## Aim
Please quote every line word for word.

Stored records
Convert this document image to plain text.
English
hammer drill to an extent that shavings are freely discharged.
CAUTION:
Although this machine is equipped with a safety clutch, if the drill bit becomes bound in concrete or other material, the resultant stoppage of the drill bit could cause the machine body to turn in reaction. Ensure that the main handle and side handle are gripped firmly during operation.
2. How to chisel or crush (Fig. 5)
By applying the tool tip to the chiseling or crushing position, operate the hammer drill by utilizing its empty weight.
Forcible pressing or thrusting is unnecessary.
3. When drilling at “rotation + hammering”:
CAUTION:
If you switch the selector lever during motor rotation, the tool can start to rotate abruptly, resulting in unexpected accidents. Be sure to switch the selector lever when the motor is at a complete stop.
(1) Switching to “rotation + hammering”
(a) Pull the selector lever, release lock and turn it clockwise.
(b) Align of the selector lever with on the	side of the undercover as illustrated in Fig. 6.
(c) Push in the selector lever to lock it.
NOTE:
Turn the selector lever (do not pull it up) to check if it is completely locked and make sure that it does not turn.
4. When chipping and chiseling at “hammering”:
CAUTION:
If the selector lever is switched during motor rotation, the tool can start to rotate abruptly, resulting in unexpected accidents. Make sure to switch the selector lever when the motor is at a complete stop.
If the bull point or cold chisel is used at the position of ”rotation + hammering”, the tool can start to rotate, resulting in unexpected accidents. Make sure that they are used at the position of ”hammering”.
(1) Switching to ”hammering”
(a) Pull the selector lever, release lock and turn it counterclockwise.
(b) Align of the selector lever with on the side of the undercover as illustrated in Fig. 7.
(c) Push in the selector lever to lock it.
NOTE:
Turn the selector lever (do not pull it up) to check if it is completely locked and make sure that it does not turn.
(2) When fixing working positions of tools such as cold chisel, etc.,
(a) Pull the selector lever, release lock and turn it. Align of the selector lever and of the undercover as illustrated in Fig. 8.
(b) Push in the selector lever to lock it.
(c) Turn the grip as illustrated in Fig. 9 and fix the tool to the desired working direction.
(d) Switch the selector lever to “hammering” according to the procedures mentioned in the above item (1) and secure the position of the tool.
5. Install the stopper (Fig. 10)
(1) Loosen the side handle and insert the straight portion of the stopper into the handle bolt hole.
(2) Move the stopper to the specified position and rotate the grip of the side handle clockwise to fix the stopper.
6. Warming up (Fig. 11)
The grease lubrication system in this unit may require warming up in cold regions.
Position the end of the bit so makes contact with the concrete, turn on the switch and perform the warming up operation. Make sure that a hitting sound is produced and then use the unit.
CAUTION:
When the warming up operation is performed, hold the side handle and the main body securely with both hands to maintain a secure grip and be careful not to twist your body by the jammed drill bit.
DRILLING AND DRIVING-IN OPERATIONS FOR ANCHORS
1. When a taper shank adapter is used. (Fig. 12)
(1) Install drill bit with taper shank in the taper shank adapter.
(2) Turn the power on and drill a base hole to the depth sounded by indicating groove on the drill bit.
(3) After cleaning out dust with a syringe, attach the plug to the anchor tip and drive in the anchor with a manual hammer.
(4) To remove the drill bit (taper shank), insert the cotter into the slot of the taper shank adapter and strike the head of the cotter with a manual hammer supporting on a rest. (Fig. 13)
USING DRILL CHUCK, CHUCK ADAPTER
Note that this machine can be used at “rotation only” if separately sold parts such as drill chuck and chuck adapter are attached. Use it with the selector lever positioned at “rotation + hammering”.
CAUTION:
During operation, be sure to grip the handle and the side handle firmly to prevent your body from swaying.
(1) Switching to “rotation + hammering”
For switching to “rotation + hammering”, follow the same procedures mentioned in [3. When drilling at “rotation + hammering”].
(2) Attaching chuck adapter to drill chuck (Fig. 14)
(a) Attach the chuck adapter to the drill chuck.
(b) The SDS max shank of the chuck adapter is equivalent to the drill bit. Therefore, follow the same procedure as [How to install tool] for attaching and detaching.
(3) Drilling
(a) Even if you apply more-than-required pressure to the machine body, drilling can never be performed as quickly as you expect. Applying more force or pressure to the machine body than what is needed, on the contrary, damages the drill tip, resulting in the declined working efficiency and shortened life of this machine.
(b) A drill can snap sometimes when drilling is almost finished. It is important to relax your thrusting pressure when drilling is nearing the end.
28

## Solution to the exercise
Convert this document image to plain text.
English
hammer drill to an extent that shavings are freely discharged.
CAUTION:
Although this machine is equipped with a safety clutch, if the drill bit becomes bound in concrete or other material, the resultant stoppage of the drill bit could cause the machine body to turn in reaction. Ensure that the main handle and side handle are gripped firmly during operation.
2. How to chisel or crush (Fig. 5)
By applying the tool tip to the chiseling or crushing position, operate the hammer drill by utilizing its empty weight.
Forcible pressing or thrusting is unnecessary.
3. When drilling at “rotation + hammering”:
CAUTION:
If you switch the selector lever during motor rotation, the tool can start to rotate abruptly, resulting in unexpected accidents. Be sure to switch the selector lever when the motor is at a complete stop.
(1) Switching to “rotation + hammering”
(a) Pull the selector lever, release lock and turn it clockwise.
(b) Align of the selector lever with on the	side of the undercover as illustrated in Fig. 6.
(c) Push in the selector lever to lock it.
NOTE:
Turn the selector lever (do not pull it up) to check if it is completely locked and make sure that it does not turn.
4. When chipping and chiseling at “hammering”:
CAUTION:
If the selector lever is switched during motor rotation, the tool can start to rotate abruptly, resulting in unexpected accidents. Make sure to switch the selector lever when the motor is at a complete stop.
If the bull point or cold chisel is used at the position of ”rotation + hammering”, the tool can start to rotate, resulting in unexpected accidents. Make sure that they are used at the position of ”hammering”.
(1) Switching to ”hammering”
(a) Pull the selector lever, release lock and turn it counterclockwise.
(b) Align of the selector lever with on the side of the undercover as illustrated in Fig. 7.
(c) Push in the selector lever to lock it.
NOTE:
Turn the selector lever (do not pull it up) to check if it is completely locked and make sure that it does not turn.
(2) When fixing working positions of tools such as cold chisel, etc.,
(a) Pull the selector lever, release lock and turn it. Align of the selector lever and of the undercover as illustrated in Fig. 8.
(b) Push in the selector lever to lock it.
(c) Turn the grip as illustrated in Fig. 9 and fix the tool to the desired working direction.
(d) Switch the selector lever to “hammering” according to the procedures mentioned in the above item (1) and secure the position of the tool.
5. Install the stopper (Fig. 10)
(1) Loosen the side handle and insert the straight portion of the stopper into the handle bolt hole.
(2) Move the stopper to the specified position and rotate the grip of the side handle clockwise to fix the stopper.
6. Warming up (Fig. 11)
The grease lubrication system in this unit may require warming up in cold regions.
Position the end of the bit so makes contact with the concrete, turn on the switch and perform the warming up operation. Make sure that a hitting sound is produced and then use the unit.
CAUTION:
When the warming up operation is performed, hold the side handle and the main body securely with both hands to maintain a secure grip and be careful not to twist your body by the jammed drill bit.
DRILLING AND DRIVING-IN OPERATIONS FOR ANCHORS
1. When a taper shank adapter is used. (Fig. 12)
(1) Install drill bit with taper shank in the taper shank adapter.
(2) Turn the power on and drill a base hole to the depth sounded by indicating groove on the drill bit.
(3) After cleaning out dust with a syringe, attach the plug to the anchor tip and drive in the anchor with a manual hammer.
(4) To remove the drill bit (taper shank), insert the cotter into the slot of the taper shank adapter and strike the head of the cotter with a manual hammer supporting on a rest. (Fig. 13)
USING DRILL CHUCK, CHUCK ADAPTER
Note that this machine can be used at “rotation only” if separately sold parts such as drill chuck and chuck adapter are attached. Use it with the selector lever positioned at “rotation + hammering”.
CAUTION:
During operation, be sure to grip the handle and the side handle firmly to prevent your body from swaying.
(1) Switching to “rotation + hammering”
For switching to “rotation + hammering”, follow the same procedures mentioned in [3. When drilling at “rotation + hammering”].
(2) Attaching chuck adapter to drill chuck (Fig. 14)
(a) Attach the chuck adapter to the drill chuck.
(b) The SDS max shank of the chuck adapter is equivalent to the drill bit. Therefore, follow the same procedure as [How to install tool] for attaching and detaching.
(3) Drilling
(a) Even if you apply more-than-required pressure to the machine body, drilling can never be performed as quickly as you expect. Applying more force or pressure to the machine body than what is needed, on the contrary, damages the drill tip, resulting in the declined working efficiency and shortened life of this machine.
(b) A drill can snap sometimes when drilling is almost finished. It is important to relax your thrusting pressure when drilling is nearing the end.
28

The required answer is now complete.